What you will do: Without altering anything, repeat each of the records.

Material:
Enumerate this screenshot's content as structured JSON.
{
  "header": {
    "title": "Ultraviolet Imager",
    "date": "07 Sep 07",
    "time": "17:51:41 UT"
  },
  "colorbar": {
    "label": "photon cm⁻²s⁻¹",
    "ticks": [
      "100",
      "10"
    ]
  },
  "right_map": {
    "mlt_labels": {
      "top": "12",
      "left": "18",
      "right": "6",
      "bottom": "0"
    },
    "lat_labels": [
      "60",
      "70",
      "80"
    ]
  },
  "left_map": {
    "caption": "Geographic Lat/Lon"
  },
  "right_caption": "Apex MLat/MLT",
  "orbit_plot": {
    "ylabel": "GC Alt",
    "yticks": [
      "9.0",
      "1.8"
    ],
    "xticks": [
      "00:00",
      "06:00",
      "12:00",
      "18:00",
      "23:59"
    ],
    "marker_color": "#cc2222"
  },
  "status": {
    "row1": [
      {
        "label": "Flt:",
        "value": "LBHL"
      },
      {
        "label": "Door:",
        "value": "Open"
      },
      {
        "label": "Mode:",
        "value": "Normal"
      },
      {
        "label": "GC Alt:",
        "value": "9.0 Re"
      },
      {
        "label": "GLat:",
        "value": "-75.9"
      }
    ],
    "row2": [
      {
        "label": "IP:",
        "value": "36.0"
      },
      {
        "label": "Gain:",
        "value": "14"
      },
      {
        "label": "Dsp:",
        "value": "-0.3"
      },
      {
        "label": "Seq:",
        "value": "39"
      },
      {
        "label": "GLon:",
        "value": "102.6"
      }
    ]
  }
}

Exercise response:
Enumerate this screenshot's content as structured JSON.
{
  "header": {
    "title": "Ultraviolet Imager",
    "date": "07 Sep 07",
    "time": "17:51:41 UT"
  },
  "colorbar": {
    "label": "photon cm⁻²s⁻¹",
    "ticks": [
      "100",
      "10"
    ]
  },
  "right_map": {
    "mlt_labels": {
      "top": "12",
      "left": "18",
      "right": "6",
      "bottom": "0"
    },
    "lat_labels": [
      "60",
      "70",
      "80"
    ]
  },
  "left_map": {
    "caption": "Geographic Lat/Lon"
  },
  "right_caption": "Apex MLat/MLT",
  "orbit_plot": {
    "ylabel": "GC Alt",
    "yticks": [
      "9.0",
      "1.8"
    ],
    "xticks": [
      "00:00",
      "06:00",
      "12:00",
      "18:00",
      "23:59"
    ],
    "marker_color": "#cc2222"
  },
  "status": {
    "row1": [
      {
        "label": "Flt:",
        "value": "LBHL"
      },
      {
        "label": "Door:",
        "value": "Open"
      },
      {
        "label": "Mode:",
        "value": "Normal"
      },
      {
        "label": "GC Alt:",
        "value": "9.0 Re"
      },
      {
        "label": "GLat:",
        "value": "-75.9"
      }
    ],
    "row2": [
      {
        "label": "IP:",
        "value": "36.0"
      },
      {
        "label": "Gain:",
        "value": "14"
      },
      {
        "label": "Dsp:",
        "value": "-0.3"
      },
      {
        "label": "Seq:",
        "value": "39"
      },
      {
        "label": "GLon:",
        "value": "102.6"
      }
    ]
  }
}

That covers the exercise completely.